## Given request
Quote every line as given.

## Dataset items
☆ ☆ ☆
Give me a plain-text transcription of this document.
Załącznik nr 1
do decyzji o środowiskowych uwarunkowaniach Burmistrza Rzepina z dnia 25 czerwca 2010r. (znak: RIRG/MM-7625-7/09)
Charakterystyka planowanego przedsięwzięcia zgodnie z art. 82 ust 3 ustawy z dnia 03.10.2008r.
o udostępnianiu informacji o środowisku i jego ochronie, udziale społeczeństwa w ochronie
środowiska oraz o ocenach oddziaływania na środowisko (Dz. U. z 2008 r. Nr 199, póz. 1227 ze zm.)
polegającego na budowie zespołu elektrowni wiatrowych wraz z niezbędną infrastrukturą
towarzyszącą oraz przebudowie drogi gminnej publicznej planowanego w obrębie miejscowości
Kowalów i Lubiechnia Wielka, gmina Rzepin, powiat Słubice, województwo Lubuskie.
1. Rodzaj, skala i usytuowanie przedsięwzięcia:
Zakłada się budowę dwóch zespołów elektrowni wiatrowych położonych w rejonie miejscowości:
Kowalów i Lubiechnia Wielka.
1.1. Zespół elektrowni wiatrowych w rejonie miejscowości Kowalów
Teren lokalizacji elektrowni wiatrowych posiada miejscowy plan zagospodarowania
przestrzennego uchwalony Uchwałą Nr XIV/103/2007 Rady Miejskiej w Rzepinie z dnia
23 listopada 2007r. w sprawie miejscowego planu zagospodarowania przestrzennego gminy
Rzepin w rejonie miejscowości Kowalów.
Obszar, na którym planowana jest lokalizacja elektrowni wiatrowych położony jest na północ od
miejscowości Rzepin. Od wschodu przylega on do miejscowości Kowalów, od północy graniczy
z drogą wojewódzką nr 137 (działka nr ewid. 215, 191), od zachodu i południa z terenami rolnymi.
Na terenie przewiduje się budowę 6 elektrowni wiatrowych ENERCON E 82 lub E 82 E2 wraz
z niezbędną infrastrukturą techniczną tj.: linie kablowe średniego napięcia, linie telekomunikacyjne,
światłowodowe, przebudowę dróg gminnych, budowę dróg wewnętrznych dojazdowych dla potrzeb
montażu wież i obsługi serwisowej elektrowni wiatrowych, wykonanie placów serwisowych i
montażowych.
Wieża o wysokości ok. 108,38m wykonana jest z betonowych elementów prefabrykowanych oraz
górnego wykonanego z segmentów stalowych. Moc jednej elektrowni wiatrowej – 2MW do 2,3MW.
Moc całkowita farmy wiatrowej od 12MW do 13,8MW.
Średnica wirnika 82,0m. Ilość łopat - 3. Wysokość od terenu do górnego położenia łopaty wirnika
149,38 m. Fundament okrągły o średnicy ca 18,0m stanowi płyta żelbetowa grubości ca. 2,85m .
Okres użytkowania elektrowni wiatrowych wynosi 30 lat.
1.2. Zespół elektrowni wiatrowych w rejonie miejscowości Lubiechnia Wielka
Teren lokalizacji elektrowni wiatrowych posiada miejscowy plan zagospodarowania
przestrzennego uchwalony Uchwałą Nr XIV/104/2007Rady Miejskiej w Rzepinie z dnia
☆ ☆ ☆
## Written response
Give me a plain-text transcription of this document.
Załącznik nr 1
do decyzji o środowiskowych uwarunkowaniach Burmistrza Rzepina z dnia 25 czerwca 2010r. (znak: RIRG/MM-7625-7/09)
Charakterystyka planowanego przedsięwzięcia zgodnie z art. 82 ust 3 ustawy z dnia 03.10.2008r.
o udostępnianiu informacji o środowisku i jego ochronie, udziale społeczeństwa w ochronie
środowiska oraz o ocenach oddziaływania na środowisko (Dz. U. z 2008 r. Nr 199, póz. 1227 ze zm.)
polegającego na budowie zespołu elektrowni wiatrowych wraz z niezbędną infrastrukturą
towarzyszącą oraz przebudowie drogi gminnej publicznej planowanego w obrębie miejscowości
Kowalów i Lubiechnia Wielka, gmina Rzepin, powiat Słubice, województwo Lubuskie.
1. Rodzaj, skala i usytuowanie przedsięwzięcia:
Zakłada się budowę dwóch zespołów elektrowni wiatrowych położonych w rejonie miejscowości:
Kowalów i Lubiechnia Wielka.
1.1. Zespół elektrowni wiatrowych w rejonie miejscowości Kowalów
Teren lokalizacji elektrowni wiatrowych posiada miejscowy plan zagospodarowania
przestrzennego uchwalony Uchwałą Nr XIV/103/2007 Rady Miejskiej w Rzepinie z dnia
23 listopada 2007r. w sprawie miejscowego planu zagospodarowania przestrzennego gminy
Rzepin w rejonie miejscowości Kowalów.
Obszar, na którym planowana jest lokalizacja elektrowni wiatrowych położony jest na północ od
miejscowości Rzepin. Od wschodu przylega on do miejscowości Kowalów, od północy graniczy
z drogą wojewódzką nr 137 (działka nr ewid. 215, 191), od zachodu i południa z terenami rolnymi.
Na terenie przewiduje się budowę 6 elektrowni wiatrowych ENERCON E 82 lub E 82 E2 wraz
z niezbędną infrastrukturą techniczną tj.: linie kablowe średniego napięcia, linie telekomunikacyjne,
światłowodowe, przebudowę dróg gminnych, budowę dróg wewnętrznych dojazdowych dla potrzeb
montażu wież i obsługi serwisowej elektrowni wiatrowych, wykonanie placów serwisowych i
montażowych.
Wieża o wysokości ok. 108,38m wykonana jest z betonowych elementów prefabrykowanych oraz
górnego wykonanego z segmentów stalowych. Moc jednej elektrowni wiatrowej – 2MW do 2,3MW.
Moc całkowita farmy wiatrowej od 12MW do 13,8MW.
Średnica wirnika 82,0m. Ilość łopat - 3. Wysokość od terenu do górnego położenia łopaty wirnika
149,38 m. Fundament okrągły o średnicy ca 18,0m stanowi płyta żelbetowa grubości ca. 2,85m .
Okres użytkowania elektrowni wiatrowych wynosi 30 lat.
1.2. Zespół elektrowni wiatrowych w rejonie miejscowości Lubiechnia Wielka
Teren lokalizacji elektrowni wiatrowych posiada miejscowy plan zagospodarowania
przestrzennego uchwalony Uchwałą Nr XIV/104/2007Rady Miejskiej w Rzepinie z dnia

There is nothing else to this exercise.